# AIM
Copy down all of the data underneath, exactly as shown.

# SUPPLIED MATERIAL

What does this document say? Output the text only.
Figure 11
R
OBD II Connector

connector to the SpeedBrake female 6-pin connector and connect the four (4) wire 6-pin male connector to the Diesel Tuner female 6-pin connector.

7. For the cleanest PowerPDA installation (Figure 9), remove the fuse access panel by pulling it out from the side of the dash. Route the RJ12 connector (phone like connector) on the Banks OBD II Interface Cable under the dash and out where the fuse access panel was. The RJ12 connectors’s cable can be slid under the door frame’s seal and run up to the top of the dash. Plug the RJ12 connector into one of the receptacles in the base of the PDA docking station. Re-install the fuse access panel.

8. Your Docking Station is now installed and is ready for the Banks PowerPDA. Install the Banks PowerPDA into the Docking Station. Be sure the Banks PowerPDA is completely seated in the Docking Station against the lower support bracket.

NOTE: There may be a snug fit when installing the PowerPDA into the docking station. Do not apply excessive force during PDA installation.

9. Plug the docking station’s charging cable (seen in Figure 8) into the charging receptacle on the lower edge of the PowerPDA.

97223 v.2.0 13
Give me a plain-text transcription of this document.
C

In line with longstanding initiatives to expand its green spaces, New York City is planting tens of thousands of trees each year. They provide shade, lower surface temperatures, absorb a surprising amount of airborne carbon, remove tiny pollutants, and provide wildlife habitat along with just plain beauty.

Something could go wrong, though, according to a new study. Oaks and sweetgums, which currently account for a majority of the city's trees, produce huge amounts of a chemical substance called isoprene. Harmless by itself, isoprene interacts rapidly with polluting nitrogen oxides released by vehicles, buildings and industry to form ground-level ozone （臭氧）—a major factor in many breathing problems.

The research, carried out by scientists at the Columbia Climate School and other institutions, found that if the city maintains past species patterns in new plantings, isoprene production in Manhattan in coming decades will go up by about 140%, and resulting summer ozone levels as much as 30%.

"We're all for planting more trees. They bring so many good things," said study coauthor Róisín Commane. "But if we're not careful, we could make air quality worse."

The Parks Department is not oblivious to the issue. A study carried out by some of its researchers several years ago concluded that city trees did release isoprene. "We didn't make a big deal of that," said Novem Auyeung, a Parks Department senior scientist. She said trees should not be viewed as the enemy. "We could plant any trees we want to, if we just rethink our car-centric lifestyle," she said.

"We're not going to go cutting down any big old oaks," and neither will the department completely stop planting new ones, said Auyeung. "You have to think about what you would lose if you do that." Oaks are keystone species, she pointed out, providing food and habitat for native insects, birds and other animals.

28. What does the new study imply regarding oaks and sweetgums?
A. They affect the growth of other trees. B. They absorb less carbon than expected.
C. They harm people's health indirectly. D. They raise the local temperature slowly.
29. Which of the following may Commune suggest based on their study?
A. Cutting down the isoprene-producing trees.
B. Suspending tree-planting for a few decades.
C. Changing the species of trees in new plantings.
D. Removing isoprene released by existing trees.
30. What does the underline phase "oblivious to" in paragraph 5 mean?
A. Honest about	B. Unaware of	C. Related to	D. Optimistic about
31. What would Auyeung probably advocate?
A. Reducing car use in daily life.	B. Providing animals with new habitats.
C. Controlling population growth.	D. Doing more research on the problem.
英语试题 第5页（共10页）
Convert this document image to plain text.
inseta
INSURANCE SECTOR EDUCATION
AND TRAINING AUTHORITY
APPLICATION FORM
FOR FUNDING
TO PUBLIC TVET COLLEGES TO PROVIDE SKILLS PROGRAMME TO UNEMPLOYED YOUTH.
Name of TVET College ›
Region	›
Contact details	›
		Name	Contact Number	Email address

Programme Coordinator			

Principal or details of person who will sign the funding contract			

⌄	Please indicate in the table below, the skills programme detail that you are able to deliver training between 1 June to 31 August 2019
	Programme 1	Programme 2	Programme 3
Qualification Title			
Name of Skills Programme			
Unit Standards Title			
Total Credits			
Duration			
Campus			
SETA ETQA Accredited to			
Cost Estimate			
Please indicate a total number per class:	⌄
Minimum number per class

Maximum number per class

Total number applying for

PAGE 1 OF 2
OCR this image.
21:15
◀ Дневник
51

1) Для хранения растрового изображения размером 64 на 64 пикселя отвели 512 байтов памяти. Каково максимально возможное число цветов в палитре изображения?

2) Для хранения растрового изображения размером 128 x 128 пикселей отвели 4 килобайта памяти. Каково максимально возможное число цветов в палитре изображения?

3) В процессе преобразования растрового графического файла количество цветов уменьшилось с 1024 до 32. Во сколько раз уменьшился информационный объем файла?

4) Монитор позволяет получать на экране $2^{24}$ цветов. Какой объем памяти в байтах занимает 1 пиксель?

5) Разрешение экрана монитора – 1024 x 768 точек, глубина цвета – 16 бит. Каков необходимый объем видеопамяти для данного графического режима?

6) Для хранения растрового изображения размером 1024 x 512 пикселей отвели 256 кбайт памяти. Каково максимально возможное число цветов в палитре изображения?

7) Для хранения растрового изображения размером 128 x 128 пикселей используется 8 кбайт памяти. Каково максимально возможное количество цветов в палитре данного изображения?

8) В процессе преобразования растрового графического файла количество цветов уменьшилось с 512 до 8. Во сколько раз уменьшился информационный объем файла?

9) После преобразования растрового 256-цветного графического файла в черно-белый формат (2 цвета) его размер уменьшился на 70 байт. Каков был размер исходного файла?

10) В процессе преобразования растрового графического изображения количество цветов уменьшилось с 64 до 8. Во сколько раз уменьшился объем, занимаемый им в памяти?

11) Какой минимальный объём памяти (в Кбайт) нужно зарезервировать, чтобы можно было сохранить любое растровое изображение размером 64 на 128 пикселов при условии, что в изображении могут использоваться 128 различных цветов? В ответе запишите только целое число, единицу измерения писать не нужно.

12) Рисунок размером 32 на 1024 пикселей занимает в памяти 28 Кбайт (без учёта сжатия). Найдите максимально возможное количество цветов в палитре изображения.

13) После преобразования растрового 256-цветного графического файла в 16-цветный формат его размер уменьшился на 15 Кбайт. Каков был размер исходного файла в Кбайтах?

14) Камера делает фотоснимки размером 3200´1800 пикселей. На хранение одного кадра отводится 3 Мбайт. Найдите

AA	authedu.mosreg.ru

# CORRECT RESULT
What does this document say? Output the text only.
Figure 11
R
OBD II Connector

connector to the SpeedBrake female 6-pin connector and connect the four (4) wire 6-pin male connector to the Diesel Tuner female 6-pin connector.

7. For the cleanest PowerPDA installation (Figure 9), remove the fuse access panel by pulling it out from the side of the dash. Route the RJ12 connector (phone like connector) on the Banks OBD II Interface Cable under the dash and out where the fuse access panel was. The RJ12 connectors’s cable can be slid under the door frame’s seal and run up to the top of the dash. Plug the RJ12 connector into one of the receptacles in the base of the PDA docking station. Re-install the fuse access panel.

8. Your Docking Station is now installed and is ready for the Banks PowerPDA. Install the Banks PowerPDA into the Docking Station. Be sure the Banks PowerPDA is completely seated in the Docking Station against the lower support bracket.

NOTE: There may be a snug fit when installing the PowerPDA into the docking station. Do not apply excessive force during PDA installation.

9. Plug the docking station’s charging cable (seen in Figure 8) into the charging receptacle on the lower edge of the PowerPDA.

97223 v.2.0 13
Give me a plain-text transcription of this document.
C

In line with longstanding initiatives to expand its green spaces, New York City is planting tens of thousands of trees each year. They provide shade, lower surface temperatures, absorb a surprising amount of airborne carbon, remove tiny pollutants, and provide wildlife habitat along with just plain beauty.

Something could go wrong, though, according to a new study. Oaks and sweetgums, which currently account for a majority of the city's trees, produce huge amounts of a chemical substance called isoprene. Harmless by itself, isoprene interacts rapidly with polluting nitrogen oxides released by vehicles, buildings and industry to form ground-level ozone （臭氧）—a major factor in many breathing problems.

The research, carried out by scientists at the Columbia Climate School and other institutions, found that if the city maintains past species patterns in new plantings, isoprene production in Manhattan in coming decades will go up by about 140%, and resulting summer ozone levels as much as 30%.

"We're all for planting more trees. They bring so many good things," said study coauthor Róisín Commane. "But if we're not careful, we could make air quality worse."

The Parks Department is not oblivious to the issue. A study carried out by some of its researchers several years ago concluded that city trees did release isoprene. "We didn't make a big deal of that," said Novem Auyeung, a Parks Department senior scientist. She said trees should not be viewed as the enemy. "We could plant any trees we want to, if we just rethink our car-centric lifestyle," she said.

"We're not going to go cutting down any big old oaks," and neither will the department completely stop planting new ones, said Auyeung. "You have to think about what you would lose if you do that." Oaks are keystone species, she pointed out, providing food and habitat for native insects, birds and other animals.

28. What does the new study imply regarding oaks and sweetgums?
A. They affect the growth of other trees. B. They absorb less carbon than expected.
C. They harm people's health indirectly. D. They raise the local temperature slowly.
29. Which of the following may Commune suggest based on their study?
A. Cutting down the isoprene-producing trees.
B. Suspending tree-planting for a few decades.
C. Changing the species of trees in new plantings.
D. Removing isoprene released by existing trees.
30. What does the underline phase "oblivious to" in paragraph 5 mean?
A. Honest about	B. Unaware of	C. Related to	D. Optimistic about
31. What would Auyeung probably advocate?
A. Reducing car use in daily life.	B. Providing animals with new habitats.
C. Controlling population growth.	D. Doing more research on the problem.
英语试题 第5页（共10页）
Convert this document image to plain text.
inseta
INSURANCE SECTOR EDUCATION
AND TRAINING AUTHORITY
APPLICATION FORM
FOR FUNDING
TO PUBLIC TVET COLLEGES TO PROVIDE SKILLS PROGRAMME TO UNEMPLOYED YOUTH.
Name of TVET College ›
Region	›
Contact details	›
		Name	Contact Number	Email address

Programme Coordinator			

Principal or details of person who will sign the funding contract			

⌄	Please indicate in the table below, the skills programme detail that you are able to deliver training between 1 June to 31 August 2019
	Programme 1	Programme 2	Programme 3
Qualification Title			
Name of Skills Programme			
Unit Standards Title			
Total Credits			
Duration			
Campus			
SETA ETQA Accredited to			
Cost Estimate			
Please indicate a total number per class:	⌄
Minimum number per class

Maximum number per class

Total number applying for

PAGE 1 OF 2
OCR this image.
21:15
◀ Дневник
51

1) Для хранения растрового изображения размером 64 на 64 пикселя отвели 512 байтов памяти. Каково максимально возможное число цветов в палитре изображения?

2) Для хранения растрового изображения размером 128 x 128 пикселей отвели 4 килобайта памяти. Каково максимально возможное число цветов в палитре изображения?

3) В процессе преобразования растрового графического файла количество цветов уменьшилось с 1024 до 32. Во сколько раз уменьшился информационный объем файла?

4) Монитор позволяет получать на экране $2^{24}$ цветов. Какой объем памяти в байтах занимает 1 пиксель?

5) Разрешение экрана монитора – 1024 x 768 точек, глубина цвета – 16 бит. Каков необходимый объем видеопамяти для данного графического режима?

6) Для хранения растрового изображения размером 1024 x 512 пикселей отвели 256 кбайт памяти. Каково максимально возможное число цветов в палитре изображения?

7) Для хранения растрового изображения размером 128 x 128 пикселей используется 8 кбайт памяти. Каково максимально возможное количество цветов в палитре данного изображения?

8) В процессе преобразования растрового графического файла количество цветов уменьшилось с 512 до 8. Во сколько раз уменьшился информационный объем файла?

9) После преобразования растрового 256-цветного графического файла в черно-белый формат (2 цвета) его размер уменьшился на 70 байт. Каков был размер исходного файла?

10) В процессе преобразования растрового графического изображения количество цветов уменьшилось с 64 до 8. Во сколько раз уменьшился объем, занимаемый им в памяти?

11) Какой минимальный объём памяти (в Кбайт) нужно зарезервировать, чтобы можно было сохранить любое растровое изображение размером 64 на 128 пикселов при условии, что в изображении могут использоваться 128 различных цветов? В ответе запишите только целое число, единицу измерения писать не нужно.

12) Рисунок размером 32 на 1024 пикселей занимает в памяти 28 Кбайт (без учёта сжатия). Найдите максимально возможное количество цветов в палитре изображения.

13) После преобразования растрового 256-цветного графического файла в 16-цветный формат его размер уменьшился на 15 Кбайт. Каков был размер исходного файла в Кбайтах?

14) Камера делает фотоснимки размером 3200´1800 пикселей. На хранение одного кадра отводится 3 Мбайт. Найдите

AA	authedu.mosreg.ru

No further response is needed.